Tujuan Tugas: Salin tanpa perubahan seluruh teks dari artikel tentang fundamentalisme Amerika Serikat di bawah, mulai dari "Fundamentalisme Amerika Serikat adalah" sampai dengan "dan strategi kontrol.".

━━ Kutipan

REPUBLIKA.CO.ID, 'The most dangerous 'fundamentalism' today, the 'mother of all fundamentalism' is American imperialism.' Tariq Ali, 2003: xiii
Menempatkan fundamentalisme agama, terutama Islam, sebagai satu-satunya persoalan besar, sekaligus musuh, yang dihadapi umat manusia saat ini, adalah pandangan yang simplistis dan bahkan reduktif. Selain fundamentalisme Islam, ada juga sosok fundamentalisme lain yang jauh lebih berbahaya dan bahkan jauh lebih mengerikan, yakni fundamentalisme Amerika Serikat.
Fundamentalisme Amerika Serikat adalah wajah lain dari imperialisme dan hegemoni kekuasaan negera Paman Sam (Tariq Ali, The Clash of Fundamentalism: Crusades, Jihads, and Modernity, Verso, 2003). Fundamentalisme Amerika adalah perpaduan dari kepentingan ekonomi, politik, militer, dan juga agama (fundamentalisme Kristen dan Yahudi).
Fundamentalisme imperial bertujuan untuk mendisiplinkan dunia, mengukuhkan Amerika Serikat sebagai satu-satunya negara super power, kaisar, dan polisi dunia tanpa tanding. Demi menjaga kelangsungan kekuasaan imperial, Amerika Serikat menggunakan kreasi prioritas ekonomi dan strategi kontrol.
Amerika Serikat adalah satu-satunya kekuatan imperium raksasa pasca runtuhnya Uni Soviet. Amerika Serikat bahkan telah menguasai hampir seluruh sektor kehidupan mulai dari ekonomi, budaya, militer, hukum, dan ilmu pengetahuan. Presiden George W Bush ternyata juga berhasrat untuk membangun imperium Amerika Serikat seperti masa kejayaan imperium Romawi (Imperium Romana) di masa silam (Norman Mailer, Why are We at War, Random House, 2002).

━━━━
━━ Daftar Data

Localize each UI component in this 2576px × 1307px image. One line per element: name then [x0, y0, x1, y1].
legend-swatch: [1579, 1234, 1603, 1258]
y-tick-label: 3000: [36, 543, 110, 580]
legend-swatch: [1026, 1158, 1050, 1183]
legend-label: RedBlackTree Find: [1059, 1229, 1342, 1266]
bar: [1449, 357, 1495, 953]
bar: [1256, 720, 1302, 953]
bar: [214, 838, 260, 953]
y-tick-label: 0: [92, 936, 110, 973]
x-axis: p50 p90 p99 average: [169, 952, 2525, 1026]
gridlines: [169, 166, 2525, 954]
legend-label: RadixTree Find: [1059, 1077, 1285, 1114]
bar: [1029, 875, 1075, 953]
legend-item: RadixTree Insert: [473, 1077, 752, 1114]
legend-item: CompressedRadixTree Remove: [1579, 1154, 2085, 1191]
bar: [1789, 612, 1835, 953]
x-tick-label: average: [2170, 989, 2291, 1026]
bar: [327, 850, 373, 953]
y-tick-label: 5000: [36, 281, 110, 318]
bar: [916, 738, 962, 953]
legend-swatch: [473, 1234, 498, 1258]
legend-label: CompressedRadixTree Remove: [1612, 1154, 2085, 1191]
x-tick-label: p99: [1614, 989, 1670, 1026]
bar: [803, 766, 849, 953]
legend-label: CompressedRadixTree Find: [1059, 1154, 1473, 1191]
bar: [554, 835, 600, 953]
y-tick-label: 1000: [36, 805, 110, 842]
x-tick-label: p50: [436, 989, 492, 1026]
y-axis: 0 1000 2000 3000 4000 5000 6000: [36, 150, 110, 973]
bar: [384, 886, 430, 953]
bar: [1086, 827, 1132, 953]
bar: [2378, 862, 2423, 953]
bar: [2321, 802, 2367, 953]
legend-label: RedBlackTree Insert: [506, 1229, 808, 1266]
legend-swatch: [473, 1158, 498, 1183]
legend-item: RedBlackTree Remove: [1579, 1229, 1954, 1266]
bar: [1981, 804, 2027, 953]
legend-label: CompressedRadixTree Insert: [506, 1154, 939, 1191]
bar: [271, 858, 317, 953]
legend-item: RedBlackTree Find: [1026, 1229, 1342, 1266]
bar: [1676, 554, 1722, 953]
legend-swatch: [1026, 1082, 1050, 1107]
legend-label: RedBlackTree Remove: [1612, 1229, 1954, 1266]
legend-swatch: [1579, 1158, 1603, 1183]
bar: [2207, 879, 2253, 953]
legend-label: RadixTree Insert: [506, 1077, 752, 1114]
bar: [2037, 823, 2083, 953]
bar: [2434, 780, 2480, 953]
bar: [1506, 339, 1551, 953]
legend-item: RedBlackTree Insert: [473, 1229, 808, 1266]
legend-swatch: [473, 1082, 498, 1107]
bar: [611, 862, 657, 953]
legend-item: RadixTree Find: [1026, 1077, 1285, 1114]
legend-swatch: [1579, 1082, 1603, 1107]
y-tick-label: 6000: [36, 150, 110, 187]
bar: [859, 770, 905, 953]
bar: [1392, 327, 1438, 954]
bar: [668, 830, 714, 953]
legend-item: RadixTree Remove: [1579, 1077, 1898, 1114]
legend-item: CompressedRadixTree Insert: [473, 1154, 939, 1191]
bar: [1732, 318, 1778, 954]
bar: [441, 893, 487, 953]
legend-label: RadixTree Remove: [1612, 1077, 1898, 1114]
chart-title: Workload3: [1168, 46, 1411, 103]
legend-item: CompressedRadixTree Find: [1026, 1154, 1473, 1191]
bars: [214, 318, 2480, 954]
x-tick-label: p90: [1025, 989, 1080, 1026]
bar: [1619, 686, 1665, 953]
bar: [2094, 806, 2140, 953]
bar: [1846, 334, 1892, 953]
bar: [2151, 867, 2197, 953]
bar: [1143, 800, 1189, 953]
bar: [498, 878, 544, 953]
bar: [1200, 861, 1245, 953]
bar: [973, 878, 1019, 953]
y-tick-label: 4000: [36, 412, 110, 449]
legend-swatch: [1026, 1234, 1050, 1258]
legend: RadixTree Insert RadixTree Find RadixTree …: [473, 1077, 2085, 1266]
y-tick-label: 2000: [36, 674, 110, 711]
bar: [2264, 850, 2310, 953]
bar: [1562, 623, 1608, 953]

━━━━

Hasil yang Diharapkan:
Fundamentalisme Amerika Serikat adalah wajah lain dari imperialisme dan hegemoni kekuasaan negera Paman Sam (Tariq Ali, The Clash of Fundamentalism: Crusades, Jihads, and Modernity, Verso, 2003). Fundamentalisme Amerika adalah perpaduan dari kepentingan ekonomi, politik, militer, dan juga agama (fundamentalisme Kristen dan Yahudi).
Fundamentalisme imperial bertujuan untuk mendisiplinkan dunia, mengukuhkan Amerika Serikat sebagai satu-satunya negara super power, kaisar, dan polisi dunia tanpa tanding. Demi menjaga kelangsungan kekuasaan imperial, Amerika Serikat menggunakan kreasi prioritas ekonomi dan strategi kontrol.